STATED EXERCISE >> Find each line with the word "EEES" and copy it.

PROVIDED INFORMATION >>

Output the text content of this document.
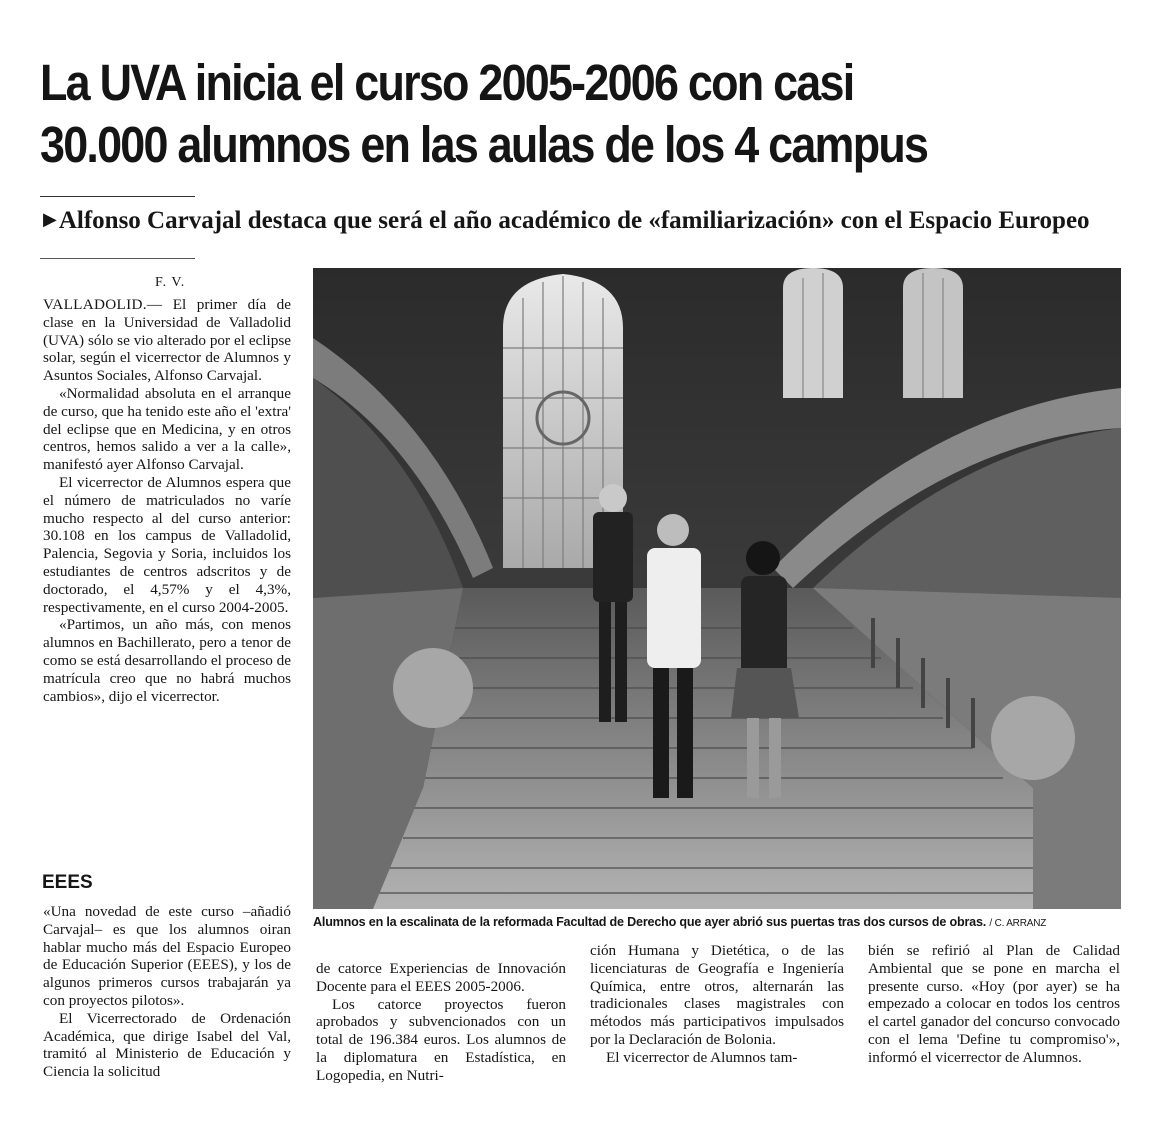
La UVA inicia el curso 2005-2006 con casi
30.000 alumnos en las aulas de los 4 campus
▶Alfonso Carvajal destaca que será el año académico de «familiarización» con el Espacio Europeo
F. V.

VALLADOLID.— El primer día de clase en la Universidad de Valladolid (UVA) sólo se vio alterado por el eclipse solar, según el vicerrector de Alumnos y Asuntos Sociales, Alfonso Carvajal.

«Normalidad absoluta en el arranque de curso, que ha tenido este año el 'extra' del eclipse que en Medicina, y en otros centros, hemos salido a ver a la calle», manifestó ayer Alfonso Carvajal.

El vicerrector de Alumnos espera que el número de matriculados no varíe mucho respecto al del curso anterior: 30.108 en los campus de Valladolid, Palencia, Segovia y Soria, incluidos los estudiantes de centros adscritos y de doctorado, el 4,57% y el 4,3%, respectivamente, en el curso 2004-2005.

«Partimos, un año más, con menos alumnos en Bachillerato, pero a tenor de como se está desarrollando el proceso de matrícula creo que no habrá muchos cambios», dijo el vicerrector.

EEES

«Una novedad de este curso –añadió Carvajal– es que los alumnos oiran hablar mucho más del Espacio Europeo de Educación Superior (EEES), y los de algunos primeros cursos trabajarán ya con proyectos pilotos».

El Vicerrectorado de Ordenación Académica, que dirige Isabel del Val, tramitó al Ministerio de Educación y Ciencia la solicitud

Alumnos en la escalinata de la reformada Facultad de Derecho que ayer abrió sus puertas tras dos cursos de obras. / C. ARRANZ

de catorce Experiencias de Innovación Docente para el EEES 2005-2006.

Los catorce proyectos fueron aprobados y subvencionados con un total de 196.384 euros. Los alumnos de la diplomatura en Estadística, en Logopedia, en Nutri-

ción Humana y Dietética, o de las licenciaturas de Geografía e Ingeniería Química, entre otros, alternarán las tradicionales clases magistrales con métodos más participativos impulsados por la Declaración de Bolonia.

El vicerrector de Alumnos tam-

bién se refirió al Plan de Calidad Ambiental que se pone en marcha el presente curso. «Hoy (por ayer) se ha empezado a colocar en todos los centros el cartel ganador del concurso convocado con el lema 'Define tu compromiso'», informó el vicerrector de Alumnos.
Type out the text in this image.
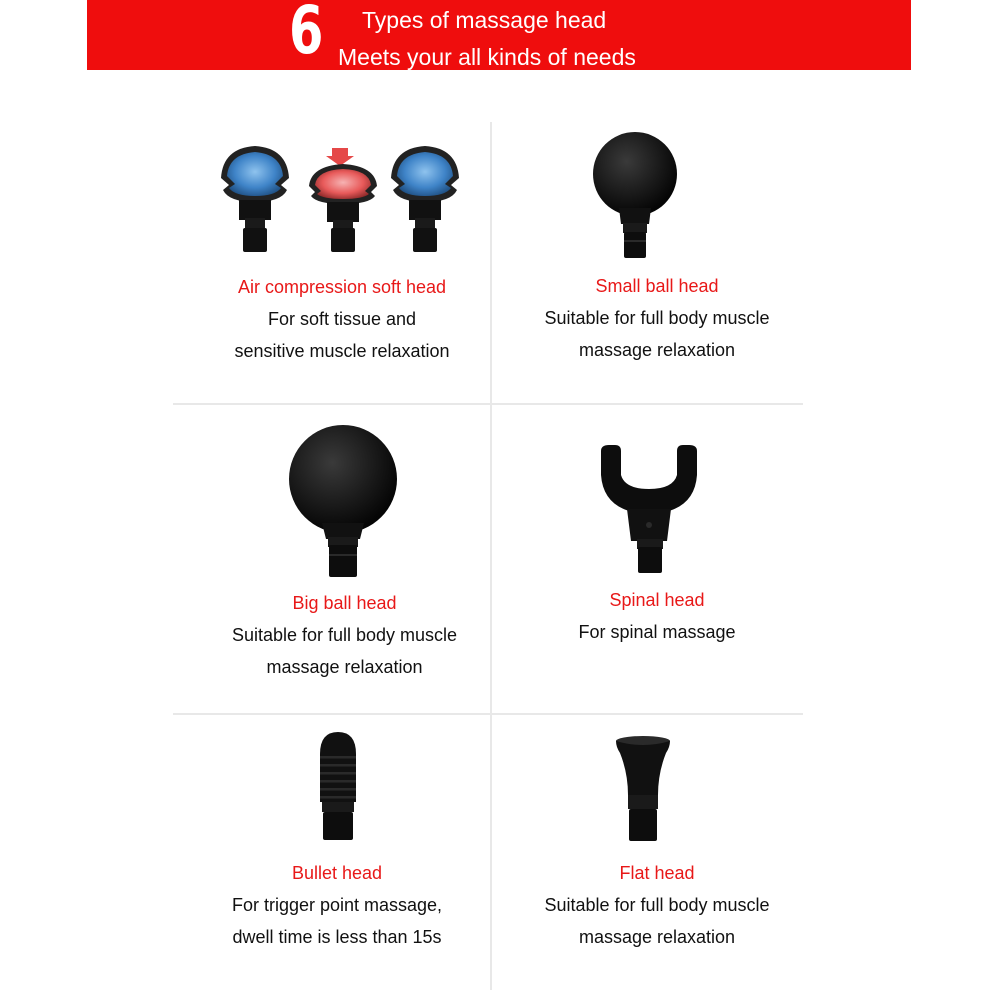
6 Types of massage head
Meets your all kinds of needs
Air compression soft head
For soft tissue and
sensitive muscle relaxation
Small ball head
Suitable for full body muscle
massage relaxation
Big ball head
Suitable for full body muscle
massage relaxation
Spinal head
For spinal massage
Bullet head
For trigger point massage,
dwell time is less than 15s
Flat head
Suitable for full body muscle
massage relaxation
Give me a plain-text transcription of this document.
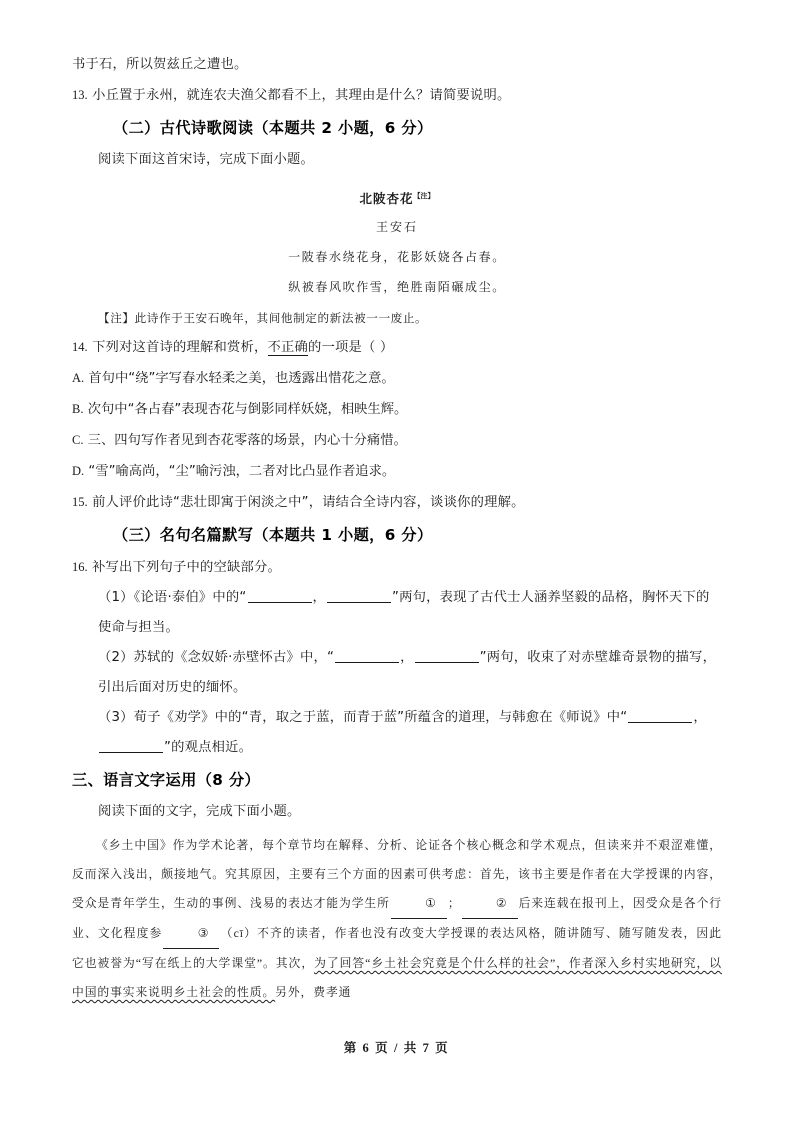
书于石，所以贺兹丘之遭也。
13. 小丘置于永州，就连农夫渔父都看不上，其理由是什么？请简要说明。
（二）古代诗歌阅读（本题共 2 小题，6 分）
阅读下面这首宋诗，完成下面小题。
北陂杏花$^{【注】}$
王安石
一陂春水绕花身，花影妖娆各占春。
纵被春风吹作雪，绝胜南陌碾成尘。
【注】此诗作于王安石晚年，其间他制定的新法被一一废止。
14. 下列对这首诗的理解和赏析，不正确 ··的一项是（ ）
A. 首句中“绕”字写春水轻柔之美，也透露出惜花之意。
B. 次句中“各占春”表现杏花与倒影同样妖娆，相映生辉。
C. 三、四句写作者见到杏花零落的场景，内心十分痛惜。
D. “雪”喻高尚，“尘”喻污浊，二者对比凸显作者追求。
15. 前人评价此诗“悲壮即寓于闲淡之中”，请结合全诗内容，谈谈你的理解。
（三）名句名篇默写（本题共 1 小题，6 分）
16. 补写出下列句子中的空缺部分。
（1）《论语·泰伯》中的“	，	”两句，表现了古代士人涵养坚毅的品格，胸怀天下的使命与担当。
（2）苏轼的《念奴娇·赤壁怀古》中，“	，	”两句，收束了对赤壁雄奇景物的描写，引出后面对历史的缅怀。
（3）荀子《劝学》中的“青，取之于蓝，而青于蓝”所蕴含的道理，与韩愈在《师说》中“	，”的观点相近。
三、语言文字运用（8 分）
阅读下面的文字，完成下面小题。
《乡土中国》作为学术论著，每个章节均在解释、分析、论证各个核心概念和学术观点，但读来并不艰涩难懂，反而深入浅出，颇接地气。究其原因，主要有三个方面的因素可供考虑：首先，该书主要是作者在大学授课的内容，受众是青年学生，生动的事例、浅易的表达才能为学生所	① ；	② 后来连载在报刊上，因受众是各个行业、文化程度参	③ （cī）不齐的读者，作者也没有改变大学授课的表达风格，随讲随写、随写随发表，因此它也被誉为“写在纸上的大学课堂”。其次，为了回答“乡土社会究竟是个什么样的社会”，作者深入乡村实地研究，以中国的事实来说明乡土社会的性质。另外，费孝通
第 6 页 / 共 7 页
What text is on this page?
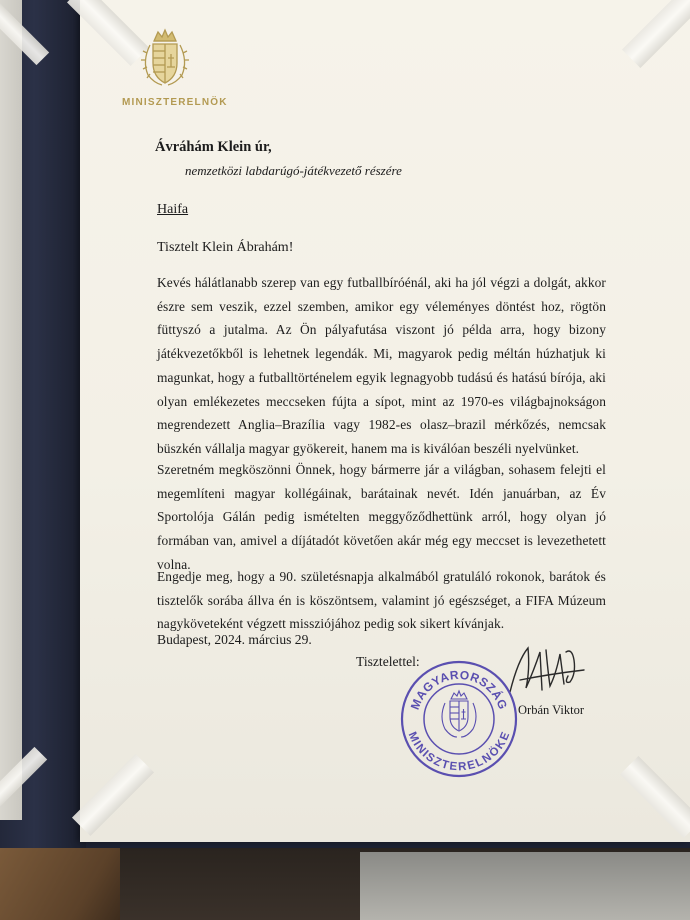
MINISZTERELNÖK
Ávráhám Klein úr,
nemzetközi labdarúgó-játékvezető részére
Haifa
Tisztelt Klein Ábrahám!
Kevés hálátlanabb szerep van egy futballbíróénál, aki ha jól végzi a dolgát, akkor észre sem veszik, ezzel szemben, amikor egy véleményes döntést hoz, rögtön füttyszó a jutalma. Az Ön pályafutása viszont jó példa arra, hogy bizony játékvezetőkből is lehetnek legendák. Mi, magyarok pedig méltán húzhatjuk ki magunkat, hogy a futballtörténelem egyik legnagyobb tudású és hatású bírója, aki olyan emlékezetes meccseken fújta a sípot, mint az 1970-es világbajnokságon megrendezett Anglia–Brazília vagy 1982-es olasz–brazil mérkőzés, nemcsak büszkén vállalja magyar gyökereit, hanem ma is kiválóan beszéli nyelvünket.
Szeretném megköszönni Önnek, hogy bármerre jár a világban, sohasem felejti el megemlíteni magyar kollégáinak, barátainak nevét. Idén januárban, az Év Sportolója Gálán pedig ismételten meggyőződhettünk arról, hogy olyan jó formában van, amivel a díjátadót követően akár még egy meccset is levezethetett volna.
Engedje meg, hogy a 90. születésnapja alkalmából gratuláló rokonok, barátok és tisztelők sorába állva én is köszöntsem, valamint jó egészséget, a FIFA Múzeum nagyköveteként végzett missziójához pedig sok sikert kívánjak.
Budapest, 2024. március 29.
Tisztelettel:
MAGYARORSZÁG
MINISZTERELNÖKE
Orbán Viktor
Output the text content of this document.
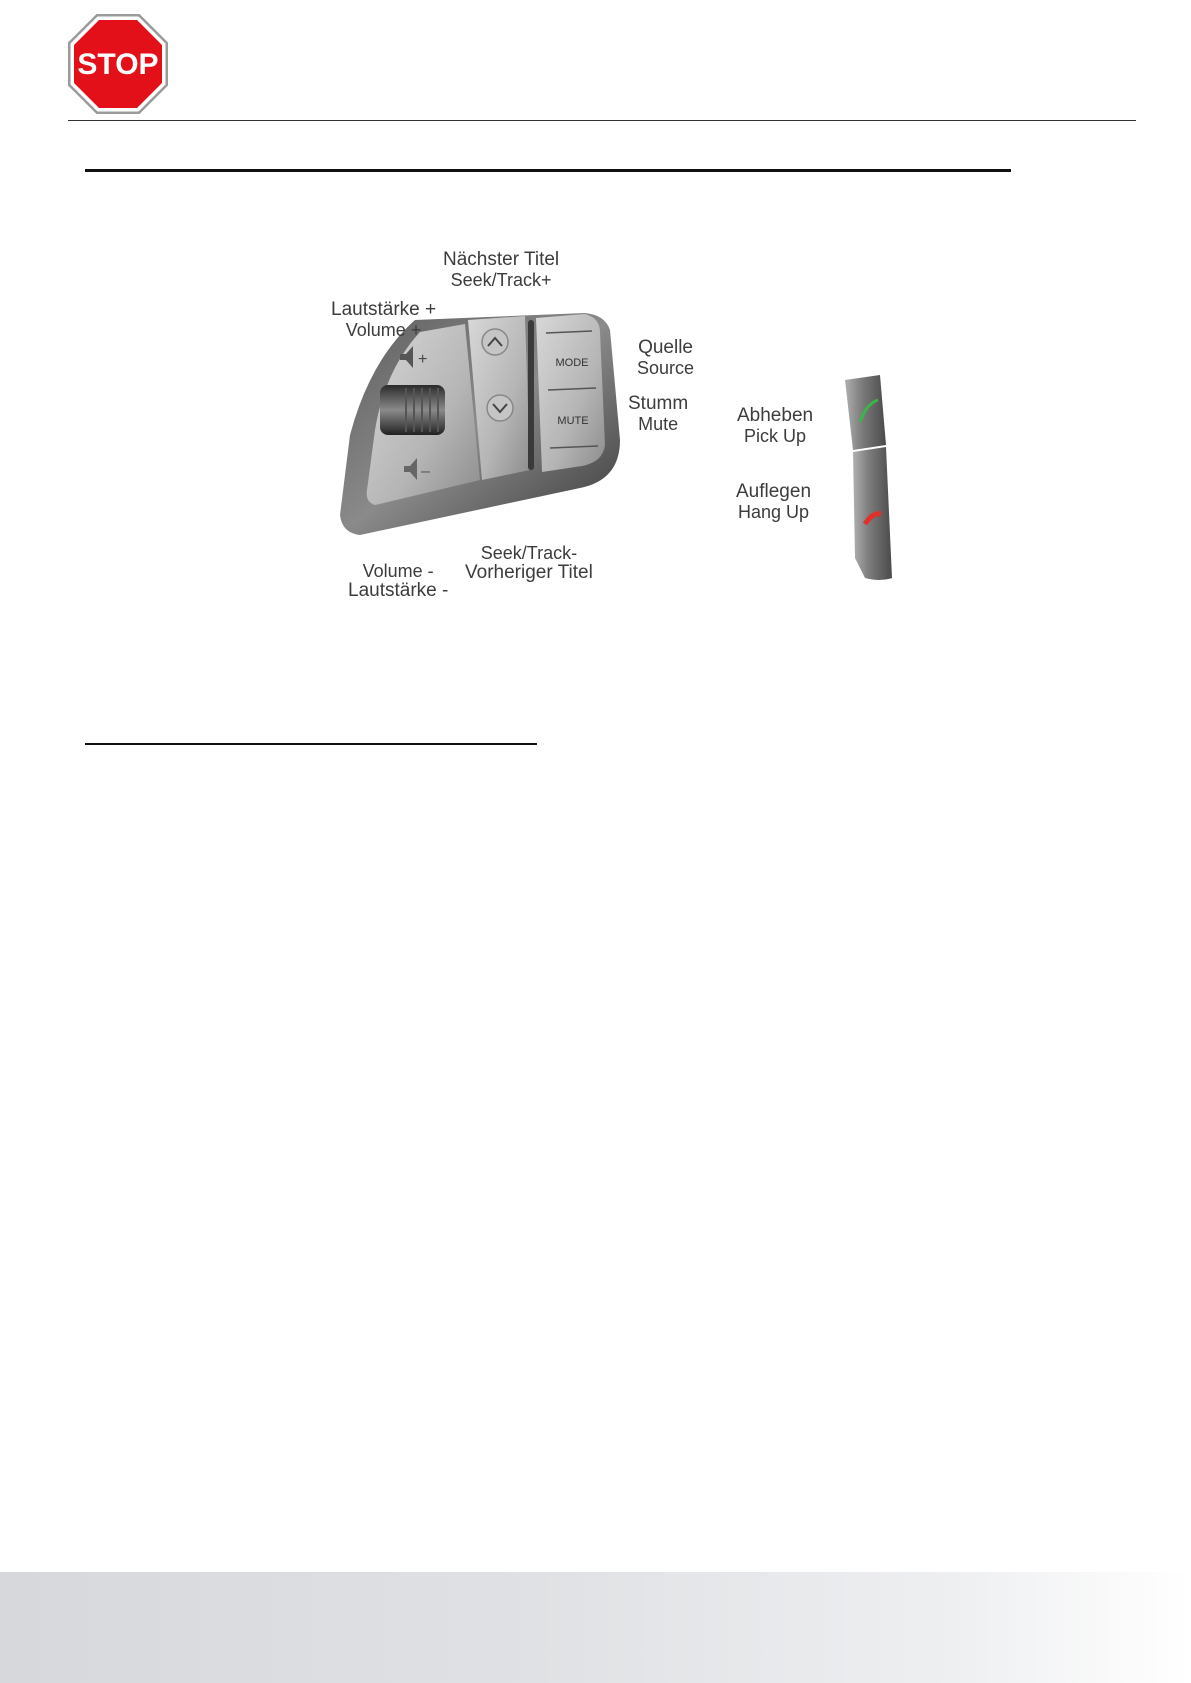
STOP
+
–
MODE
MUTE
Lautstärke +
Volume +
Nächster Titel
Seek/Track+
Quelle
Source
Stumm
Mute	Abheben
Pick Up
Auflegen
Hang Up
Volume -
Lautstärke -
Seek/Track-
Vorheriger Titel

TASK SOLUTION >>
EEES
«Una novedad de este curso –añadió Carvajal– es que los alumnos oiran hablar mucho más del Espacio Europeo de Educación Superior (EEES), y los de algunos primeros cursos trabajarán ya con proyectos pilotos».
de catorce Experiencias de Innovación Docente para el EEES 2005-2006.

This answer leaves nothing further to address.